_WHAT IS NEEDED_
Would you write out the listing verbatim and skip every picture in it?

_SUPPLIED INFORMATION_

-- Begin --

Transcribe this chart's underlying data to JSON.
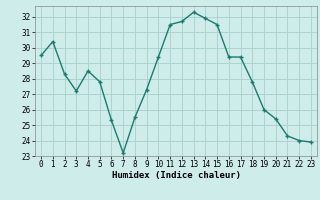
{
  "x": [
    0,
    1,
    2,
    3,
    4,
    5,
    6,
    7,
    8,
    9,
    10,
    11,
    12,
    13,
    14,
    15,
    16,
    17,
    18,
    19,
    20,
    21,
    22,
    23
  ],
  "y": [
    29.5,
    30.4,
    28.3,
    27.2,
    28.5,
    27.8,
    25.3,
    23.2,
    25.5,
    27.3,
    29.4,
    31.5,
    31.7,
    32.3,
    31.9,
    31.5,
    29.4,
    29.4,
    27.8,
    26.0,
    25.4,
    24.3,
    24.0,
    23.9
  ],
  "line_color": "#1c7a6e",
  "marker": "+",
  "bg_color": "#ceecea",
  "grid_color": "#aed4cf",
  "xlabel": "Humidex (Indice chaleur)",
  "ylim": [
    23,
    32.7
  ],
  "xlim": [
    -0.5,
    23.5
  ],
  "yticks": [
    23,
    24,
    25,
    26,
    27,
    28,
    29,
    30,
    31,
    32
  ],
  "xtick_labels": [
    "0",
    "1",
    "2",
    "3",
    "4",
    "5",
    "6",
    "7",
    "8",
    "9",
    "1011",
    "12",
    "13",
    "14",
    "15",
    "16",
    "17",
    "18",
    "1920",
    "21",
    "2223"
  ],
  "axis_label_fontsize": 6.5,
  "tick_fontsize": 5.5,
  "marker_size": 3.5,
  "linewidth": 1.0
}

-- End --

_COMPLETED TASK_
Transcribe this chart's underlying data to JSON.
{
  "x": [
    0,
    1,
    2,
    3,
    4,
    5,
    6,
    7,
    8,
    9,
    10,
    11,
    12,
    13,
    14,
    15,
    16,
    17,
    18,
    19,
    20,
    21,
    22,
    23
  ],
  "y": [
    29.5,
    30.4,
    28.3,
    27.2,
    28.5,
    27.8,
    25.3,
    23.2,
    25.5,
    27.3,
    29.4,
    31.5,
    31.7,
    32.3,
    31.9,
    31.5,
    29.4,
    29.4,
    27.8,
    26.0,
    25.4,
    24.3,
    24.0,
    23.9
  ],
  "line_color": "#1c7a6e",
  "marker": "+",
  "bg_color": "#ceecea",
  "grid_color": "#aed4cf",
  "xlabel": "Humidex (Indice chaleur)",
  "ylim": [
    23,
    32.7
  ],
  "xlim": [
    -0.5,
    23.5
  ],
  "yticks": [
    23,
    24,
    25,
    26,
    27,
    28,
    29,
    30,
    31,
    32
  ],
  "xtick_labels": [
    "0",
    "1",
    "2",
    "3",
    "4",
    "5",
    "6",
    "7",
    "8",
    "9",
    "1011",
    "12",
    "13",
    "14",
    "15",
    "16",
    "17",
    "18",
    "1920",
    "21",
    "2223"
  ],
  "axis_label_fontsize": 6.5,
  "tick_fontsize": 5.5,
  "marker_size": 3.5,
  "linewidth": 1.0
}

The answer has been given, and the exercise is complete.